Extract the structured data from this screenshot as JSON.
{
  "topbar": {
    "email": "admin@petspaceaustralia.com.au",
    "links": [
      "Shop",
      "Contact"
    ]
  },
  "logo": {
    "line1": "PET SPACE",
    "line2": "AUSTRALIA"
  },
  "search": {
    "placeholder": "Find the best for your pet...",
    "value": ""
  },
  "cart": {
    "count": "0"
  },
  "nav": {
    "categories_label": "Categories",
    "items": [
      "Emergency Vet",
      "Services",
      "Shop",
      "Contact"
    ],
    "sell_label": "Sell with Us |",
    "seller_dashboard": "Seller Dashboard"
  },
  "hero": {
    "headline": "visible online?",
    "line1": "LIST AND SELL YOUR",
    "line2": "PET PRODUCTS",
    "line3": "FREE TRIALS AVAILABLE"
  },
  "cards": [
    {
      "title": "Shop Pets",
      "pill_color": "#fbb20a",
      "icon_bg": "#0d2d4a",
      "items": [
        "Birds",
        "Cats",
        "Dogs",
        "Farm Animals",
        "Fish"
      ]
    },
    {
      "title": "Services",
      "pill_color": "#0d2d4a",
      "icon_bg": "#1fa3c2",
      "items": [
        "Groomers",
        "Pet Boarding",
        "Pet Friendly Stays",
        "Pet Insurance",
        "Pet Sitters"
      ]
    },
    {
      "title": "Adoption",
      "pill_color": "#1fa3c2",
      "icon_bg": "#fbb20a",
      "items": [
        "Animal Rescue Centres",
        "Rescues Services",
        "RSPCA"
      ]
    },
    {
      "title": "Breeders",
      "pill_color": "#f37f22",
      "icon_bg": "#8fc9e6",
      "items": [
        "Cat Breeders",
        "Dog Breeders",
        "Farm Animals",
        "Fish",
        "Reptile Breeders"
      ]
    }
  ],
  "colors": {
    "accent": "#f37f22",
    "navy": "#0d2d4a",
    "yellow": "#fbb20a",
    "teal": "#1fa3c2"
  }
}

+---+

Work required: Write out the entries above once more, without altering anything.

Written answer:
Extract the structured data from this screenshot as JSON.
{
  "topbar": {
    "email": "admin@petspaceaustralia.com.au",
    "links": [
      "Shop",
      "Contact"
    ]
  },
  "logo": {
    "line1": "PET SPACE",
    "line2": "AUSTRALIA"
  },
  "search": {
    "placeholder": "Find the best for your pet...",
    "value": ""
  },
  "cart": {
    "count": "0"
  },
  "nav": {
    "categories_label": "Categories",
    "items": [
      "Emergency Vet",
      "Services",
      "Shop",
      "Contact"
    ],
    "sell_label": "Sell with Us |",
    "seller_dashboard": "Seller Dashboard"
  },
  "hero": {
    "headline": "visible online?",
    "line1": "LIST AND SELL YOUR",
    "line2": "PET PRODUCTS",
    "line3": "FREE TRIALS AVAILABLE"
  },
  "cards": [
    {
      "title": "Shop Pets",
      "pill_color": "#fbb20a",
      "icon_bg": "#0d2d4a",
      "items": [
        "Birds",
        "Cats",
        "Dogs",
        "Farm Animals",
        "Fish"
      ]
    },
    {
      "title": "Services",
      "pill_color": "#0d2d4a",
      "icon_bg": "#1fa3c2",
      "items": [
        "Groomers",
        "Pet Boarding",
        "Pet Friendly Stays",
        "Pet Insurance",
        "Pet Sitters"
      ]
    },
    {
      "title": "Adoption",
      "pill_color": "#1fa3c2",
      "icon_bg": "#fbb20a",
      "items": [
        "Animal Rescue Centres",
        "Rescues Services",
        "RSPCA"
      ]
    },
    {
      "title": "Breeders",
      "pill_color": "#f37f22",
      "icon_bg": "#8fc9e6",
      "items": [
        "Cat Breeders",
        "Dog Breeders",
        "Farm Animals",
        "Fish",
        "Reptile Breeders"
      ]
    }
  ],
  "colors": {
    "accent": "#f37f22",
    "navy": "#0d2d4a",
    "yellow": "#fbb20a",
    "teal": "#1fa3c2"
  }
}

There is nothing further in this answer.